- MATERIAL SHOWN:
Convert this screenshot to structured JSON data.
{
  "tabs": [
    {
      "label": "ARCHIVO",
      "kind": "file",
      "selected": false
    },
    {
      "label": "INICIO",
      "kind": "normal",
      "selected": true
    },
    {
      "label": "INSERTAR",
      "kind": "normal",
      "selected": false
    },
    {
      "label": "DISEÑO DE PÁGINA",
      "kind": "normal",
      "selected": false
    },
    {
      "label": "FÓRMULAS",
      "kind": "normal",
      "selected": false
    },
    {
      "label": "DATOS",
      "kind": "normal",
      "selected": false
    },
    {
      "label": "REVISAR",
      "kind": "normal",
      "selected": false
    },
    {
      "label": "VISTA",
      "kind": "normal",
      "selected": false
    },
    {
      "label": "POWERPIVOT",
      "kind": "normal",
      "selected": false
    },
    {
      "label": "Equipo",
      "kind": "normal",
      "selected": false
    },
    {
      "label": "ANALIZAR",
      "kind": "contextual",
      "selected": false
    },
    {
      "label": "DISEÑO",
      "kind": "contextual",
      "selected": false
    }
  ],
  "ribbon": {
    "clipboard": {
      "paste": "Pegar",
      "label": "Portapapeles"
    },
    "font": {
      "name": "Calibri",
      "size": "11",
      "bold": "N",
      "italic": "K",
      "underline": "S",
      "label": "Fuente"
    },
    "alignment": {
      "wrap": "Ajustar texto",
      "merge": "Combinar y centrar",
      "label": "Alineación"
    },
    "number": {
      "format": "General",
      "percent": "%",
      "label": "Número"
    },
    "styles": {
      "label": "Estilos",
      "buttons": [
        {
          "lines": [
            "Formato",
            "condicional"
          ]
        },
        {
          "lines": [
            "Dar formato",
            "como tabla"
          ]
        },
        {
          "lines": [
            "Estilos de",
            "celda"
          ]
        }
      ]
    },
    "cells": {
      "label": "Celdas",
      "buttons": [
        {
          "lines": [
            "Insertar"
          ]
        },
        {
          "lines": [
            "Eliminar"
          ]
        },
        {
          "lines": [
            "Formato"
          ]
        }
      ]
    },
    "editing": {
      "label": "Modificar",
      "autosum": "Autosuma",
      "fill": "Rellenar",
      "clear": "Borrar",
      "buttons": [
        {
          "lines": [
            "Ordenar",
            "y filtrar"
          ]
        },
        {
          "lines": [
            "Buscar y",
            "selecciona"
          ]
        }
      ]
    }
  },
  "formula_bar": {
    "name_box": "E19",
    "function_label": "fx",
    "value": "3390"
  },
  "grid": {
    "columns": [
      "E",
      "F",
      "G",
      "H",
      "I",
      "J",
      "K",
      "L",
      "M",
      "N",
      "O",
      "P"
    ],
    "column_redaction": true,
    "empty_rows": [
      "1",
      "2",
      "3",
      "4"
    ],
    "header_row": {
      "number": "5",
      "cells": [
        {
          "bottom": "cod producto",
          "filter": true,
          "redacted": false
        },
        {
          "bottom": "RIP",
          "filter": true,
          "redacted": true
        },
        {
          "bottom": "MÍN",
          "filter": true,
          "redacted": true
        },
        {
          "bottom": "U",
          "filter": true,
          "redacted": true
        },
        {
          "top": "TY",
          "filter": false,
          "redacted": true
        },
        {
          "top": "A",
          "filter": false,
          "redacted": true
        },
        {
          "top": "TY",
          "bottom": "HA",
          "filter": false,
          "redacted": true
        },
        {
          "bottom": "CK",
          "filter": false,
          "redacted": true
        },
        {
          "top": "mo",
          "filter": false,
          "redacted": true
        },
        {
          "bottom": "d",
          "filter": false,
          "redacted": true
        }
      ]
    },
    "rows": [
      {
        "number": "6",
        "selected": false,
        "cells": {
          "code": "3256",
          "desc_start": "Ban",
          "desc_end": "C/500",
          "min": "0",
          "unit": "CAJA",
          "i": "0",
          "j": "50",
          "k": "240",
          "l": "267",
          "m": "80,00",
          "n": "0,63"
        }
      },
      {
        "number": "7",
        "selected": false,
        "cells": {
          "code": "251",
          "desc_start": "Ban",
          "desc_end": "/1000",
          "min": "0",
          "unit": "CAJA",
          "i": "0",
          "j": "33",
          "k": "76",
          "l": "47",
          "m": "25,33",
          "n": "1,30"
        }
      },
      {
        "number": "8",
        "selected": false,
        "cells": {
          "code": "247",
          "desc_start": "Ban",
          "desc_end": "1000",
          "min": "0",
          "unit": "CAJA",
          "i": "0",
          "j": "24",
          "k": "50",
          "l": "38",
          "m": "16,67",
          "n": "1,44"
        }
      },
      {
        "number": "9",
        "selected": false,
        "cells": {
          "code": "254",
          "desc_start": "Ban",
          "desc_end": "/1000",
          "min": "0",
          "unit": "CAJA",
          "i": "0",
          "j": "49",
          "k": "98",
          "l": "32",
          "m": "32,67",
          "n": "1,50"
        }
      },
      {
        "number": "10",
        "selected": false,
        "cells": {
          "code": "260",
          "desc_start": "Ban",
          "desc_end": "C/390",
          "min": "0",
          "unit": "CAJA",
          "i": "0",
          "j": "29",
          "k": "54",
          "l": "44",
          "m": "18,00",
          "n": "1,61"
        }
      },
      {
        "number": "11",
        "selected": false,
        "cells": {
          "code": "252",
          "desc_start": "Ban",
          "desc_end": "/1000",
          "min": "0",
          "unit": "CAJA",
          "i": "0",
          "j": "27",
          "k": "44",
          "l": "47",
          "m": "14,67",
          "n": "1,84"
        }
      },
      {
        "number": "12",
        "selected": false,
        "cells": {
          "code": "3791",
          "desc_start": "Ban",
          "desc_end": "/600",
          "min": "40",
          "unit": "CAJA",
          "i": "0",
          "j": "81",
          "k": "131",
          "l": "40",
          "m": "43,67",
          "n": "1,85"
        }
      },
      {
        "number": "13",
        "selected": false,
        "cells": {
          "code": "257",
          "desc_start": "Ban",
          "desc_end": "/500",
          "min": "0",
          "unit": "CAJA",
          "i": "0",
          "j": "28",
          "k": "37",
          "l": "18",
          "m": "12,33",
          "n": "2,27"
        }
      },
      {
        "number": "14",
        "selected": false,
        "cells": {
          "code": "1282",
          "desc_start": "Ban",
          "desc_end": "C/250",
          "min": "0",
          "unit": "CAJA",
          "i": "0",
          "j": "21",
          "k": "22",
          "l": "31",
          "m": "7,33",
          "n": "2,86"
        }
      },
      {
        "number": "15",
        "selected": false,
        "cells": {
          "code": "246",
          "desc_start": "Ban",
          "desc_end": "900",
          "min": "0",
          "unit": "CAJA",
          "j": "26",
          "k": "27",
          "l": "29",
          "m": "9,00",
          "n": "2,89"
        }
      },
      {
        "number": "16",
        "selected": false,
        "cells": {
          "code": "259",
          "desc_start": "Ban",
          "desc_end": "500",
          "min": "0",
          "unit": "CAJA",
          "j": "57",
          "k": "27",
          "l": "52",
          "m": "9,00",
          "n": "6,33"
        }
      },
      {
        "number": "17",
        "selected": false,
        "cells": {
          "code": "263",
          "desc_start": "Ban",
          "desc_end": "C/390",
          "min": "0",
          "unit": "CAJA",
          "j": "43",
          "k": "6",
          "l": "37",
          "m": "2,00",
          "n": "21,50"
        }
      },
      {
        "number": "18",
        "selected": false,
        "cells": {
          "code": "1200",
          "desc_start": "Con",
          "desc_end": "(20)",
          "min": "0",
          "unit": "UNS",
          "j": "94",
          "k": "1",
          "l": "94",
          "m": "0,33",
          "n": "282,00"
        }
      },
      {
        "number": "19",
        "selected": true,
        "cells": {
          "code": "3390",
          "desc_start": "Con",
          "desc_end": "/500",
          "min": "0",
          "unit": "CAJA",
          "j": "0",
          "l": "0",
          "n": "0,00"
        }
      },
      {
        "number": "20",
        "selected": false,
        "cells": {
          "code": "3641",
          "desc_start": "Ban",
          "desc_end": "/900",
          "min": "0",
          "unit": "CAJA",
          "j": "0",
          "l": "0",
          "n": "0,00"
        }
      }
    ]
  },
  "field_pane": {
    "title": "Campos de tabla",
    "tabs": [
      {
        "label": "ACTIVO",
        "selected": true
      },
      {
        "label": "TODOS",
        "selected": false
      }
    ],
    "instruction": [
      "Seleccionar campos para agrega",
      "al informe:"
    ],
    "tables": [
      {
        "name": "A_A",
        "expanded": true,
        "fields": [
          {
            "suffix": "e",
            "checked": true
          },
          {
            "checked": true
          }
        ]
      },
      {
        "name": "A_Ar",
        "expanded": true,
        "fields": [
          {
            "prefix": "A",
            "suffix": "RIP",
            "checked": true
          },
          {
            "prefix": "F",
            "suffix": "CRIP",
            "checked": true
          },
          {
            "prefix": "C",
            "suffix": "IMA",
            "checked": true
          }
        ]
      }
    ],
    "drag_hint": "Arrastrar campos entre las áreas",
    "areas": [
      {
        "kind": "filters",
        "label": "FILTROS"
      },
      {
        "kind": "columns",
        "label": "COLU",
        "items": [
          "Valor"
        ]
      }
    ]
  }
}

- SHORT PROBLEM:
Tell how many lines in the material above include the word "bottom", giving the number only.

- TASK RESULT:
7